**Stated exercise**
Gather all lines in the data that hold the string "通识课合计".

Entries taken from a collection
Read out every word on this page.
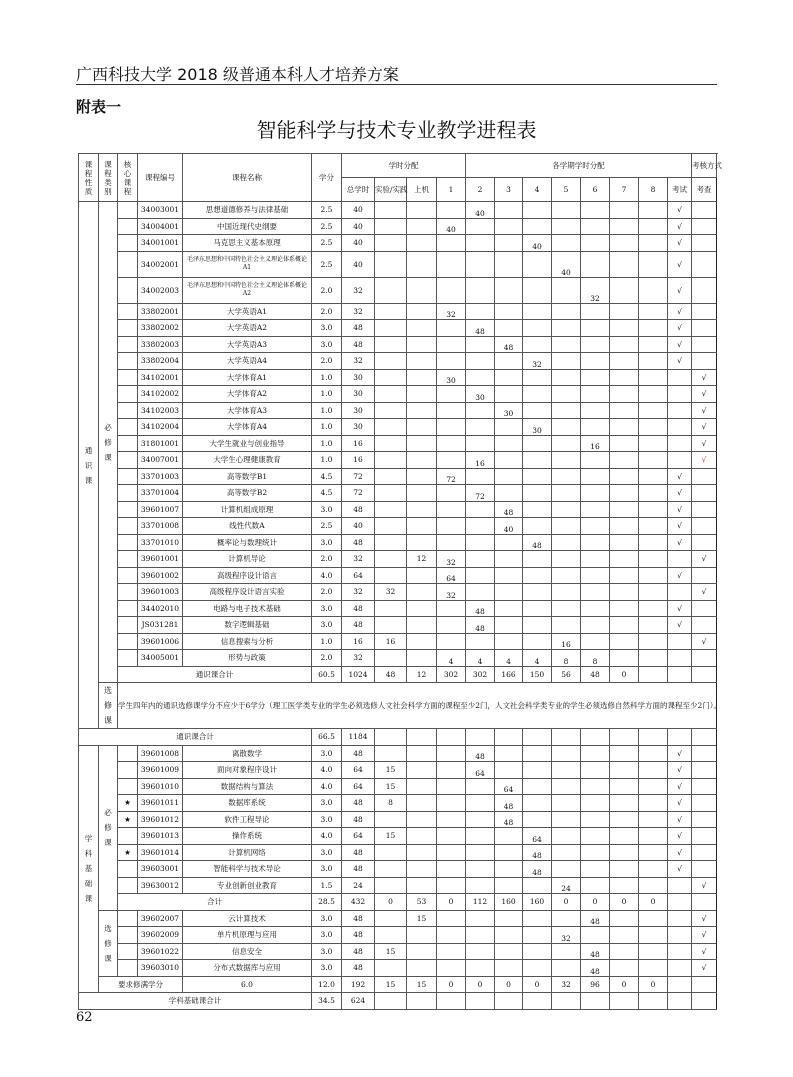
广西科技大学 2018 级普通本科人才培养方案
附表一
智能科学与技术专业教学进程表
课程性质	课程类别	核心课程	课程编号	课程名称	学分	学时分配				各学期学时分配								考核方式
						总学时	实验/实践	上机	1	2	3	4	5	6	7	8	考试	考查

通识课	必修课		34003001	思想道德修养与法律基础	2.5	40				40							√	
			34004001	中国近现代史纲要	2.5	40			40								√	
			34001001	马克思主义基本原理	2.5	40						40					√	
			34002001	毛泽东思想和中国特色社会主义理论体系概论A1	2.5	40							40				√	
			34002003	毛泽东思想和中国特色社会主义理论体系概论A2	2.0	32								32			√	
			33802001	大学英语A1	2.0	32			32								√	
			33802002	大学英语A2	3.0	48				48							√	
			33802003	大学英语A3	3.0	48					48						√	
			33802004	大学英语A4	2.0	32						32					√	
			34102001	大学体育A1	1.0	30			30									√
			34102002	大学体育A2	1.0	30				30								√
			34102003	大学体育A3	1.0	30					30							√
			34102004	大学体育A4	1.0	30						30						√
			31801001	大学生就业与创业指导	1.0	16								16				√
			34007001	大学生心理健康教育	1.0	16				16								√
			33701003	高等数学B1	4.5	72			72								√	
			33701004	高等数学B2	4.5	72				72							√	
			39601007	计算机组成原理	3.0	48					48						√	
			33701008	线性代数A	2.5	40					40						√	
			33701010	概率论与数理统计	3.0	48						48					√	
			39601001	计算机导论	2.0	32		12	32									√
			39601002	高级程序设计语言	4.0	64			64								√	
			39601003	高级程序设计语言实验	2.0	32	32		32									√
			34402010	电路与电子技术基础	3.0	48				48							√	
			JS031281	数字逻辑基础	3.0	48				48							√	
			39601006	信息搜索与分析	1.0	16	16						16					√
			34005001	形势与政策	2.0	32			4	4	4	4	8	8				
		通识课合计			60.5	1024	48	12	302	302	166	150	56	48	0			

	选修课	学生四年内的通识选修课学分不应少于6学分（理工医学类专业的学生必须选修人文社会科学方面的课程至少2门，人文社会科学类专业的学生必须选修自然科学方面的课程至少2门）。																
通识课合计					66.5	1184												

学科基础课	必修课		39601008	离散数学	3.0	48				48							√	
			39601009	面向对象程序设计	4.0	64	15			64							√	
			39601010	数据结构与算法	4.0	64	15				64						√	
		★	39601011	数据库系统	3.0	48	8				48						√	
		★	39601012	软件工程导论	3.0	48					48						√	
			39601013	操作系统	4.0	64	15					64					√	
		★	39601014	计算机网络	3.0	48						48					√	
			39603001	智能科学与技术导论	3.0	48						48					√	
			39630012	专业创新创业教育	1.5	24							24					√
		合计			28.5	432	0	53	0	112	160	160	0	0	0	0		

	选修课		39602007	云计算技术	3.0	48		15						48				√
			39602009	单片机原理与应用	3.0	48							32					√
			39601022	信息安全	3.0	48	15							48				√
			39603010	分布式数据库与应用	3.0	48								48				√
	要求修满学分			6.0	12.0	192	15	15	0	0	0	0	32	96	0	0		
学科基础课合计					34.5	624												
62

==

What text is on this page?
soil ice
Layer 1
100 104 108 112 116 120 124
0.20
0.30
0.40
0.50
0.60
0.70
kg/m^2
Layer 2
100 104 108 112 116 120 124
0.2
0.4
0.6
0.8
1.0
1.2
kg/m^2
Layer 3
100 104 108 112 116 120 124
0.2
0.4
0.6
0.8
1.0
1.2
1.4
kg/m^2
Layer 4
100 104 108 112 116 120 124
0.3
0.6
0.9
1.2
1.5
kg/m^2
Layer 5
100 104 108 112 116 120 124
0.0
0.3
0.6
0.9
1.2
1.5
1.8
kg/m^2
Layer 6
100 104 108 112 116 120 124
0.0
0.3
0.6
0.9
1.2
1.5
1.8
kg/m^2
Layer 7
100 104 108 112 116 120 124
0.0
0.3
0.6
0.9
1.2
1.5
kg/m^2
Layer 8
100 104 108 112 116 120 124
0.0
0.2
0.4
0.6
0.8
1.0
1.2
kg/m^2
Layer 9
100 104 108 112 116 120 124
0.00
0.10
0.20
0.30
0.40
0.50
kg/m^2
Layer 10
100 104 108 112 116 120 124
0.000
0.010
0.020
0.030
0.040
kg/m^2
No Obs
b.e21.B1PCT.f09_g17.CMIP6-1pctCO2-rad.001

* * *

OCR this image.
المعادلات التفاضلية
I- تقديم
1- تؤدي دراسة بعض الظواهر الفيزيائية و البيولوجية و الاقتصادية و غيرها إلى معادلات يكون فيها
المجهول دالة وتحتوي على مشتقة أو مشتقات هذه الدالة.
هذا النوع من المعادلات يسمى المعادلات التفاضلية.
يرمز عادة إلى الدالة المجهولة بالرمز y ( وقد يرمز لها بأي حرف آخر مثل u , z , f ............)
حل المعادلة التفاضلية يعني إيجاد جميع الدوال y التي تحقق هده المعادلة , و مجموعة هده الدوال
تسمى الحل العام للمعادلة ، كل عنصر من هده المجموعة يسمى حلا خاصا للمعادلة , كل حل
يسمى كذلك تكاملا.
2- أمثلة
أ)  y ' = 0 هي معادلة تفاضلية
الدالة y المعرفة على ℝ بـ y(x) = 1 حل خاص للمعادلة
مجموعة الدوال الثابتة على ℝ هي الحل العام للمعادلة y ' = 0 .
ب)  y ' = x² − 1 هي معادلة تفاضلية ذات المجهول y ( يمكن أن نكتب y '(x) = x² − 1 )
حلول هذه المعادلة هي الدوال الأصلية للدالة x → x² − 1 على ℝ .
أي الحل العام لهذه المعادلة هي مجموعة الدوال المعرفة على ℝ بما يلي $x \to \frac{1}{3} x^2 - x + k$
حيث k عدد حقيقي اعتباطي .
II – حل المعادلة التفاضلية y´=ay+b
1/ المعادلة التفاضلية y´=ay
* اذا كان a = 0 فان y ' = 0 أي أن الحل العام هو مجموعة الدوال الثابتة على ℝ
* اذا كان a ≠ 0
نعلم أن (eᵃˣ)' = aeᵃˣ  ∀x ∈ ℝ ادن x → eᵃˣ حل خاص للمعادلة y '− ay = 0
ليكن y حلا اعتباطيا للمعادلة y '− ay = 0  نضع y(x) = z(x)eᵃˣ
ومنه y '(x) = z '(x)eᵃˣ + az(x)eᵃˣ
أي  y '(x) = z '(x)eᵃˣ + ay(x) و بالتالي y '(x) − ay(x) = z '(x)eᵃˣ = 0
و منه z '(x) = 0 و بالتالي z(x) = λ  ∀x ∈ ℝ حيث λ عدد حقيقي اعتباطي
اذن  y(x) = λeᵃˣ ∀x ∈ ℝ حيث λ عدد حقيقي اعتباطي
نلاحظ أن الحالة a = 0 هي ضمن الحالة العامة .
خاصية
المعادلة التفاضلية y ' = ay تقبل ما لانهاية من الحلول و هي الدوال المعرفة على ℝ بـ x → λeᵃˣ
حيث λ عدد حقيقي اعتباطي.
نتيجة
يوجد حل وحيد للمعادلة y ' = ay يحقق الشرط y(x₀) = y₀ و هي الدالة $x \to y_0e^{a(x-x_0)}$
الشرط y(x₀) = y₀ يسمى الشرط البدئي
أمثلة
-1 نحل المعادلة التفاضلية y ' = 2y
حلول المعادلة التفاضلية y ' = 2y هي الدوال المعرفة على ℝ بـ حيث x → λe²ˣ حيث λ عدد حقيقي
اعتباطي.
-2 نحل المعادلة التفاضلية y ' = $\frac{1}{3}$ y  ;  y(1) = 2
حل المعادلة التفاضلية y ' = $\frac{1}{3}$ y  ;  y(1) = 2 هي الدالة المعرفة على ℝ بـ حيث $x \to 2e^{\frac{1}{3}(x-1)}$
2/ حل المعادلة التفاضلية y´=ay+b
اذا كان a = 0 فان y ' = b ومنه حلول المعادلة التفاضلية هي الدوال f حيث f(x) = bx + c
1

**Task output**
		通识课合计			60.5	1024	48	12	302	302	166	150	56	48	0			
通识课合计					66.5	1184												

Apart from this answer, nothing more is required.